WHAT IS BEING ASKED.
Copy out the data from its first line up to and including the line that contains "empty-space: [84, 143, 94, 153]", keeping every line unchanged.

DATASET RECORDS.

※ ※ ※

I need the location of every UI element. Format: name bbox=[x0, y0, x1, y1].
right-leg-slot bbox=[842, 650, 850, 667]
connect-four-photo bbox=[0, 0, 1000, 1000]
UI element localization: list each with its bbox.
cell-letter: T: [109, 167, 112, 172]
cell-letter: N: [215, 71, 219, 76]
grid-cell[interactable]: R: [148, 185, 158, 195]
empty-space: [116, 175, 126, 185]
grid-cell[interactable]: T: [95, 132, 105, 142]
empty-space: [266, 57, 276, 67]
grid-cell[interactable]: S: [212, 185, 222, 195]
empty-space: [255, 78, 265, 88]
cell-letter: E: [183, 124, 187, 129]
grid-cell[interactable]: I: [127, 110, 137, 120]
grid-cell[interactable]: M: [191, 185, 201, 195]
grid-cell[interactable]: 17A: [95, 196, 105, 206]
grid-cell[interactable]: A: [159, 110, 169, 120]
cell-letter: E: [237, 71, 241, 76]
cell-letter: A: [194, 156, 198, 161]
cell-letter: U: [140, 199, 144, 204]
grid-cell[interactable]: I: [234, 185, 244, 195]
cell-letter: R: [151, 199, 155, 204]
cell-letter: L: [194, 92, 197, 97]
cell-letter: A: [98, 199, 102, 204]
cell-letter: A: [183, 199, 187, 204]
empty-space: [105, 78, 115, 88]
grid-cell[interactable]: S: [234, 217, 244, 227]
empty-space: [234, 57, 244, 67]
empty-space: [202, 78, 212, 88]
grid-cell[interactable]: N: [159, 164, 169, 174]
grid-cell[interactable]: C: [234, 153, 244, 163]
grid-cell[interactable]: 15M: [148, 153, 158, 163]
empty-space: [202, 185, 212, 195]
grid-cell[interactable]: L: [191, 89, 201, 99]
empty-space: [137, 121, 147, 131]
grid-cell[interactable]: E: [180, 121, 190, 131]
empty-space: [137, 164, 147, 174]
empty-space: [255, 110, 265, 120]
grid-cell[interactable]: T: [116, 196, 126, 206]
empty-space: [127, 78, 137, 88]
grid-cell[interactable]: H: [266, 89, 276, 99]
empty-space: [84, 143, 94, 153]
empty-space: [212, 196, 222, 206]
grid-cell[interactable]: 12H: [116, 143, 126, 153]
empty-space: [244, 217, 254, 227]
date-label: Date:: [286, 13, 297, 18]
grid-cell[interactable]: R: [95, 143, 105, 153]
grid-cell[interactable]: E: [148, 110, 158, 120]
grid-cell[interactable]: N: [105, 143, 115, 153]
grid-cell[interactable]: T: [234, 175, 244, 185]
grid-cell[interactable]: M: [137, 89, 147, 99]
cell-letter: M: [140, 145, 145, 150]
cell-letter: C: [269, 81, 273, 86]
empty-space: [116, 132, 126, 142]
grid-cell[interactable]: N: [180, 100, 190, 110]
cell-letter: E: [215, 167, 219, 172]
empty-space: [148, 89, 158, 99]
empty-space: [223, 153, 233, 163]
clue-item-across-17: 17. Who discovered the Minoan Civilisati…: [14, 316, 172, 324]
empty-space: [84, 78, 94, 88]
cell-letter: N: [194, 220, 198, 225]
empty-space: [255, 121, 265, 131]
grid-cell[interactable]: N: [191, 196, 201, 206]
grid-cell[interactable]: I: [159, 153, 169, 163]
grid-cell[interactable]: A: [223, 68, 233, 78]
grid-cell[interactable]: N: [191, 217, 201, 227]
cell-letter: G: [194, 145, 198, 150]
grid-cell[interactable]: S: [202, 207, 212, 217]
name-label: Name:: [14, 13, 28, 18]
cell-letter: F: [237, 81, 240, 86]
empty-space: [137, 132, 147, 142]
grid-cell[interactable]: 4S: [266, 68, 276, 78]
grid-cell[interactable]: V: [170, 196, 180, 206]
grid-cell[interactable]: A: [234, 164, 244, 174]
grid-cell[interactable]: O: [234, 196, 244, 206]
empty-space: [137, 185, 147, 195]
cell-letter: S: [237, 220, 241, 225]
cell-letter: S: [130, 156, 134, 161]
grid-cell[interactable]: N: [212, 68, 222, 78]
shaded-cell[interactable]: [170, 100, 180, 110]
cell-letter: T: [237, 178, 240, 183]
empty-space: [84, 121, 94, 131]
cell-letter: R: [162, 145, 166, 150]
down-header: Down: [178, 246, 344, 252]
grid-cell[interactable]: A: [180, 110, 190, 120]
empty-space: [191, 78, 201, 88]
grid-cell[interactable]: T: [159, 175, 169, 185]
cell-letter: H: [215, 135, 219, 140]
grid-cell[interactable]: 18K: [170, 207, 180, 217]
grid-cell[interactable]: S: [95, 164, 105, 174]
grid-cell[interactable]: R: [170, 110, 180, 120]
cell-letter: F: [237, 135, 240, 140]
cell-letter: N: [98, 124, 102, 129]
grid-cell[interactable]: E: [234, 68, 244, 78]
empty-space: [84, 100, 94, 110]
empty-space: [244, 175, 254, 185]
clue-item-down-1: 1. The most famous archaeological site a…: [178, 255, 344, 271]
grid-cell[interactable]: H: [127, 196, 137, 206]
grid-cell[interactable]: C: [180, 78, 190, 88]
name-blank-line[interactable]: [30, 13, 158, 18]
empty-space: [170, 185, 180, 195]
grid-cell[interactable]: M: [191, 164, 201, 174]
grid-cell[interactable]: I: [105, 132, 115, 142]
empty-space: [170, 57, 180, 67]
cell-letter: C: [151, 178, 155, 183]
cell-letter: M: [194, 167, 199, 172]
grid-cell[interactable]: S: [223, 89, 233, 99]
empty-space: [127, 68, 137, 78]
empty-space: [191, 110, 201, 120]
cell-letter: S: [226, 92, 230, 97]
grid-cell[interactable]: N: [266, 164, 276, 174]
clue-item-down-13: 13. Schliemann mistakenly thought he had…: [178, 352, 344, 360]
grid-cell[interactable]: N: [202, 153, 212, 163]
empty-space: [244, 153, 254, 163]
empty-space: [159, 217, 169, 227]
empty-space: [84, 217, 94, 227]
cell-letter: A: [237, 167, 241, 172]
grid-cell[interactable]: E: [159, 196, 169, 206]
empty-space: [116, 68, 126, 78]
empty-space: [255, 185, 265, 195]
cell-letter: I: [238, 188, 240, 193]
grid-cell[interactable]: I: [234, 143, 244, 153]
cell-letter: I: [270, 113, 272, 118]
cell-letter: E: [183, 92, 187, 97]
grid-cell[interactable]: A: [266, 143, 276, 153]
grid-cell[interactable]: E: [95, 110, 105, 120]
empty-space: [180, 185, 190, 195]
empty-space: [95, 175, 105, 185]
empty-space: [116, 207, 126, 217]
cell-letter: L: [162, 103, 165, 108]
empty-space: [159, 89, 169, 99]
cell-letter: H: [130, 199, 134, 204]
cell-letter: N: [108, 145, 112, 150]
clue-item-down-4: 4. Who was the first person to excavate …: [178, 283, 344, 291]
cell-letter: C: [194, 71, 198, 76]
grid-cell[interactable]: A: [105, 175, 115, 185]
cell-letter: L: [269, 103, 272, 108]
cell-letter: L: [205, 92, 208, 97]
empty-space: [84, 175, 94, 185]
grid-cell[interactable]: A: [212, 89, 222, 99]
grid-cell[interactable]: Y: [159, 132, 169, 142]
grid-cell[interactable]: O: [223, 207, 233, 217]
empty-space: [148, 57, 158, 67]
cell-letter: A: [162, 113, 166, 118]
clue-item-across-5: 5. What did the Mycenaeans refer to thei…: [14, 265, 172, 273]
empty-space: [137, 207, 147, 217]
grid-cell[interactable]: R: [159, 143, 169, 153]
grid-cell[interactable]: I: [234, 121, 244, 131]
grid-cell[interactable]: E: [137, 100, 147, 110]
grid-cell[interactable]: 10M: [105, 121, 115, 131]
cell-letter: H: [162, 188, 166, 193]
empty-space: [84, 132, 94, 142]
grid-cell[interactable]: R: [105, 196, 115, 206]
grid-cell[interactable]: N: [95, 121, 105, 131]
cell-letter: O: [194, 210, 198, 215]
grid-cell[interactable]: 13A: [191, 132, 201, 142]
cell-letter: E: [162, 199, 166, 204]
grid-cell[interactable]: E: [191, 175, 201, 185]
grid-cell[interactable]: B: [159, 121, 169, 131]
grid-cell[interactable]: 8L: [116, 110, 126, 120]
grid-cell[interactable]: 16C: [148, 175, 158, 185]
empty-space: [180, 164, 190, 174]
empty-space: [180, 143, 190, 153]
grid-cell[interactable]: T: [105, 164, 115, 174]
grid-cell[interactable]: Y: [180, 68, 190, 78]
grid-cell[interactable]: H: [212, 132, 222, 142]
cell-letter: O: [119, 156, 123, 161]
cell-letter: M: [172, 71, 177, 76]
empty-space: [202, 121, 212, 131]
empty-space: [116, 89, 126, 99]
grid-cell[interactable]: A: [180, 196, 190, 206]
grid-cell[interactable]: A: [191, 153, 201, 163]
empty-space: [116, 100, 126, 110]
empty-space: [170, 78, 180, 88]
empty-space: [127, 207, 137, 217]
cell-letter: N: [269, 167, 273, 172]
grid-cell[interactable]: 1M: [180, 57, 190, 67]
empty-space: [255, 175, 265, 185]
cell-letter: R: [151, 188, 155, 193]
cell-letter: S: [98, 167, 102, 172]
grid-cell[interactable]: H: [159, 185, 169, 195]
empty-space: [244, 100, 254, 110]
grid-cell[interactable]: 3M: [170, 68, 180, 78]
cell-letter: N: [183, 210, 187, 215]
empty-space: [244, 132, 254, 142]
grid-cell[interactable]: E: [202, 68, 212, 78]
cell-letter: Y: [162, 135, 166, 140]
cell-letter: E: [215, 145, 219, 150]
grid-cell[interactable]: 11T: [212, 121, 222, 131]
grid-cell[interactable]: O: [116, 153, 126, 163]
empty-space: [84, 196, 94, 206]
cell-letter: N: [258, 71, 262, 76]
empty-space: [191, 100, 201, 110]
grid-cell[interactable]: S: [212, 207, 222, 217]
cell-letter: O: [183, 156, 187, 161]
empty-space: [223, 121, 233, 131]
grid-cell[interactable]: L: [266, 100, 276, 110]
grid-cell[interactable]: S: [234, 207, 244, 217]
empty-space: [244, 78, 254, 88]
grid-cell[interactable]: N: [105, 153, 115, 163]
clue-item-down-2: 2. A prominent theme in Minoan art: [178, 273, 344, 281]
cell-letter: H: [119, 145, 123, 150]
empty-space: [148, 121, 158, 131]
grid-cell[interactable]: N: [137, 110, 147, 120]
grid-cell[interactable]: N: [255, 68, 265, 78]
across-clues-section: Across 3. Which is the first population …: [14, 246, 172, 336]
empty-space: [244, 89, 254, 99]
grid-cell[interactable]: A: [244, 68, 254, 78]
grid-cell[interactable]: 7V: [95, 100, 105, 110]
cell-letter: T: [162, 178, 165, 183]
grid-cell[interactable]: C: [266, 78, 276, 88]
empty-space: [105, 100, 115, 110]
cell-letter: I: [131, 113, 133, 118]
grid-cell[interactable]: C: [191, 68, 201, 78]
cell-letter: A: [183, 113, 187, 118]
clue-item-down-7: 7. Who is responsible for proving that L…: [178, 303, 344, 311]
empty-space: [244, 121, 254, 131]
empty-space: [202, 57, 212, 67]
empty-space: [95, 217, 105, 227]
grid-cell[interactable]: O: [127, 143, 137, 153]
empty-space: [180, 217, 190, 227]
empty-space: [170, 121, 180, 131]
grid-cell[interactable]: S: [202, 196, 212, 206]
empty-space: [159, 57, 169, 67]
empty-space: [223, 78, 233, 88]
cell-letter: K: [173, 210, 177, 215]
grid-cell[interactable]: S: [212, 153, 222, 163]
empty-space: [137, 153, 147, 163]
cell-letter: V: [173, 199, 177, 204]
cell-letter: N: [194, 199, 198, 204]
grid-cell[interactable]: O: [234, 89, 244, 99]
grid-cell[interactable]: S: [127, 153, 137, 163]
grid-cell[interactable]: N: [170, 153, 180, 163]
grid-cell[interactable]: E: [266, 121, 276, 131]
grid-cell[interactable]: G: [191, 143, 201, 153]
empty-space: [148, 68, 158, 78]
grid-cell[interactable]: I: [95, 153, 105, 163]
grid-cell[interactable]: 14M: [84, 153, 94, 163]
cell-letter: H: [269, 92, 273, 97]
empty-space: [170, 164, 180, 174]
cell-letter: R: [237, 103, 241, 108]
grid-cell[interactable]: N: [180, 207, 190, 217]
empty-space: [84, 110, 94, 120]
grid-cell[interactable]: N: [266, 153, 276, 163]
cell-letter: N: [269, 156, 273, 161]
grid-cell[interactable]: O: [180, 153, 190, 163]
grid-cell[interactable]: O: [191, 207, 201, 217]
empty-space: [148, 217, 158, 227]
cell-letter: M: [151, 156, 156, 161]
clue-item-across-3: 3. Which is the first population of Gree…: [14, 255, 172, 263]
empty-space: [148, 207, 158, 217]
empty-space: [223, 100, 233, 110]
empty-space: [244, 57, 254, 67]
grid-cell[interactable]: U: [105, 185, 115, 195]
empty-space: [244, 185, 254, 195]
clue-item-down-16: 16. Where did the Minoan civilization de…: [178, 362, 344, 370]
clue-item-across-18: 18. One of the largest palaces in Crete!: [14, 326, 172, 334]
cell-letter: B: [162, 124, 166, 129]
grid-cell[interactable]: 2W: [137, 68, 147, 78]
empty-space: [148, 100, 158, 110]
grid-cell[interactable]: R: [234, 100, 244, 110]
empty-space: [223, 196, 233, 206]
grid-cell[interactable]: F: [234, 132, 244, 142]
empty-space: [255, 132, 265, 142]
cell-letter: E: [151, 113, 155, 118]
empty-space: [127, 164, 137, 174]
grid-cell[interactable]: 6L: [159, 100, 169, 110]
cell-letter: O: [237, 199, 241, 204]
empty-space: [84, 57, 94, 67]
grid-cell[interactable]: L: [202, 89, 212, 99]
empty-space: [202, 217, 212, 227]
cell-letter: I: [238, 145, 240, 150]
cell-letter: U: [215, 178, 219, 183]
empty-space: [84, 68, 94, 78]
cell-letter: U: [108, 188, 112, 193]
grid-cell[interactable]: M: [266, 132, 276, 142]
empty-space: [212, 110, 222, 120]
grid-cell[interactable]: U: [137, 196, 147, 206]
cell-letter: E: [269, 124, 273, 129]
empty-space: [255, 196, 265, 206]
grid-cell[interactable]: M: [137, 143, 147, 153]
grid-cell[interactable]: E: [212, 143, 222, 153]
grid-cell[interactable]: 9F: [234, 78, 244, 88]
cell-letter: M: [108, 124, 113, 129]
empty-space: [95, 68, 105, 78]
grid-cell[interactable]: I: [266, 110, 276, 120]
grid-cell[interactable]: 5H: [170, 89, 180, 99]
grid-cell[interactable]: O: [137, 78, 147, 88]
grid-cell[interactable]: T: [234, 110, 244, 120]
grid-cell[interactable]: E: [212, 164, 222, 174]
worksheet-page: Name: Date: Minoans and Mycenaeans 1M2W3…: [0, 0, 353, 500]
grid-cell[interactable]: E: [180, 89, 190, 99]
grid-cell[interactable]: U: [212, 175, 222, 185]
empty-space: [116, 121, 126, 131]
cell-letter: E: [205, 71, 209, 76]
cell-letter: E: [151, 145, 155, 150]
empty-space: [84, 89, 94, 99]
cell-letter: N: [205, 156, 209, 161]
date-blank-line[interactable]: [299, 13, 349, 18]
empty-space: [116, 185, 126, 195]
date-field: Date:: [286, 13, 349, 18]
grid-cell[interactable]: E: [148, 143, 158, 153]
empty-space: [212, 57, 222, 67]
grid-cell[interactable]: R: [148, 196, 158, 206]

※ ※ ※

CORRECT OUTPUT.
I need the location of every UI element. Format: name bbox=[x0, y0, x1, y1].
right-leg-slot bbox=[842, 650, 850, 667]
connect-four-photo bbox=[0, 0, 1000, 1000]
UI element localization: list each with its bbox.
cell-letter: T: [109, 167, 112, 172]
cell-letter: N: [215, 71, 219, 76]
grid-cell[interactable]: R: [148, 185, 158, 195]
empty-space: [116, 175, 126, 185]
grid-cell[interactable]: T: [95, 132, 105, 142]
empty-space: [266, 57, 276, 67]
grid-cell[interactable]: S: [212, 185, 222, 195]
empty-space: [255, 78, 265, 88]
cell-letter: E: [183, 124, 187, 129]
grid-cell[interactable]: I: [127, 110, 137, 120]
grid-cell[interactable]: M: [191, 185, 201, 195]
grid-cell[interactable]: 17A: [95, 196, 105, 206]
grid-cell[interactable]: A: [159, 110, 169, 120]
cell-letter: E: [237, 71, 241, 76]
cell-letter: A: [194, 156, 198, 161]
cell-letter: U: [140, 199, 144, 204]
grid-cell[interactable]: I: [234, 185, 244, 195]
cell-letter: R: [151, 199, 155, 204]
cell-letter: L: [194, 92, 197, 97]
cell-letter: A: [98, 199, 102, 204]
cell-letter: A: [183, 199, 187, 204]
empty-space: [105, 78, 115, 88]
grid-cell[interactable]: S: [234, 217, 244, 227]
empty-space: [234, 57, 244, 67]
empty-space: [202, 78, 212, 88]
grid-cell[interactable]: N: [159, 164, 169, 174]
grid-cell[interactable]: C: [234, 153, 244, 163]
grid-cell[interactable]: 15M: [148, 153, 158, 163]
empty-space: [202, 185, 212, 195]
grid-cell[interactable]: L: [191, 89, 201, 99]
empty-space: [137, 121, 147, 131]
grid-cell[interactable]: E: [180, 121, 190, 131]
empty-space: [137, 164, 147, 174]
empty-space: [255, 110, 265, 120]
grid-cell[interactable]: T: [116, 196, 126, 206]
empty-space: [127, 78, 137, 88]
grid-cell[interactable]: H: [266, 89, 276, 99]
empty-space: [84, 143, 94, 153]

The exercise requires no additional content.